**GIVEN TASK:**
Copy every line that mentions the word "noise".
-- START OF DATA SUPPLIED --
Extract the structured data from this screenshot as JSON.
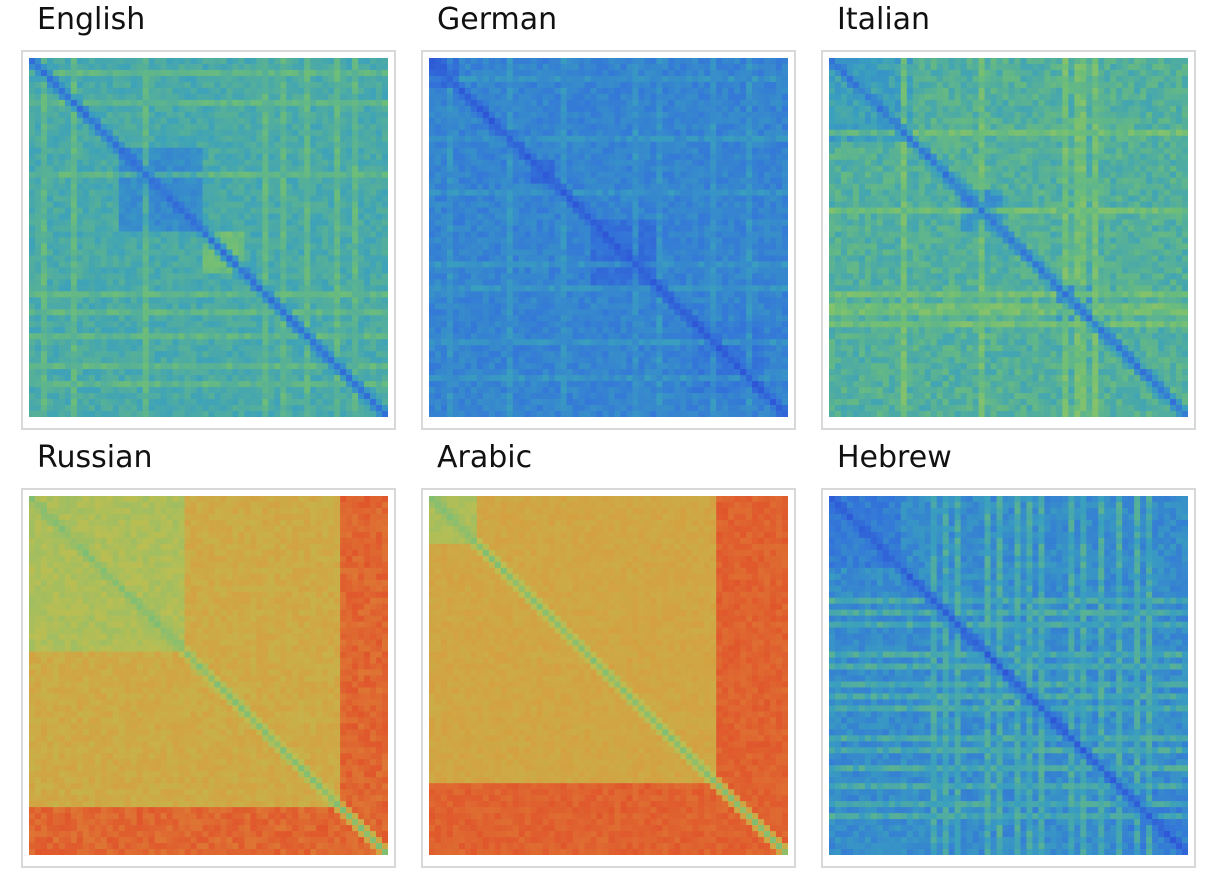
{
  "chart_data": [
    {
      "type": "heatmap",
      "title": "English",
      "palette": "parula",
      "matrix": {
        "base": 0.56,
        "diag": 0.26,
        "blocks": [
          [
            0.24,
            0.47,
            0.4
          ],
          [
            0.47,
            0.6,
            0.7
          ]
        ],
        "stripes": [
          0.04,
          0.12,
          0.32,
          0.66,
          0.72,
          0.78,
          0.86,
          0.92
        ],
        "stripe_level": 0.72,
        "noise": 0.05,
        "seed": 11
      }
    },
    {
      "type": "heatmap",
      "title": "German",
      "palette": "parula",
      "matrix": {
        "base": 0.36,
        "diag": 0.12,
        "blocks": [
          [
            0.0,
            0.08,
            0.2
          ],
          [
            0.28,
            0.34,
            0.22
          ],
          [
            0.45,
            0.62,
            0.25
          ],
          [
            0.72,
            0.92,
            0.3
          ]
        ],
        "stripes": [
          0.05,
          0.22,
          0.38,
          0.58,
          0.64,
          0.8,
          0.9
        ],
        "stripe_level": 0.5,
        "noise": 0.06,
        "seed": 23
      }
    },
    {
      "type": "heatmap",
      "title": "Italian",
      "palette": "parula",
      "matrix": {
        "base": 0.6,
        "diag": 0.3,
        "blocks": [
          [
            0.0,
            0.22,
            0.5
          ],
          [
            0.36,
            0.48,
            0.45
          ],
          [
            0.62,
            0.72,
            0.42
          ]
        ],
        "stripes": [
          0.2,
          0.42,
          0.66,
          0.7,
          0.74,
          0.72
        ],
        "stripe_level": 0.8,
        "noise": 0.07,
        "seed": 37
      }
    },
    {
      "type": "heatmap",
      "title": "Russian",
      "palette": "warm",
      "matrix": {
        "base": 0.7,
        "diag": 0.45,
        "blocks": [
          [
            0.0,
            0.43,
            0.55
          ],
          [
            0.43,
            0.86,
            0.7
          ]
        ],
        "outer": 0.86,
        "outer_level": 0.92,
        "stripes": [],
        "stripe_level": 0.7,
        "noise": 0.04,
        "seed": 41
      }
    },
    {
      "type": "heatmap",
      "title": "Arabic",
      "palette": "warm",
      "matrix": {
        "base": 0.72,
        "diag": 0.45,
        "blocks": [
          [
            0.0,
            0.8,
            0.72
          ],
          [
            0.0,
            0.12,
            0.55
          ]
        ],
        "outer": 0.8,
        "outer_level": 0.93,
        "stripes": [],
        "stripe_level": 0.7,
        "noise": 0.03,
        "seed": 53
      }
    },
    {
      "type": "heatmap",
      "title": "Hebrew",
      "palette": "parula",
      "matrix": {
        "base": 0.4,
        "diag": 0.14,
        "blocks": [
          [
            0.0,
            0.2,
            0.32
          ],
          [
            0.8,
            1.0,
            0.34
          ]
        ],
        "stripes": [
          0.28,
          0.32,
          0.36,
          0.44,
          0.48,
          0.52,
          0.56,
          0.6,
          0.68,
          0.72,
          0.76,
          0.82,
          0.86,
          0.9
        ],
        "stripe_level": 0.68,
        "noise": 0.07,
        "seed": 67
      }
    }
  ]
}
-- END OF DATA SUPPLIED --
**FINAL ANSWER:**
        "noise": 0.05,
        "noise": 0.06,
        "noise": 0.07,
        "noise": 0.04,
        "noise": 0.03,
        "noise": 0.07,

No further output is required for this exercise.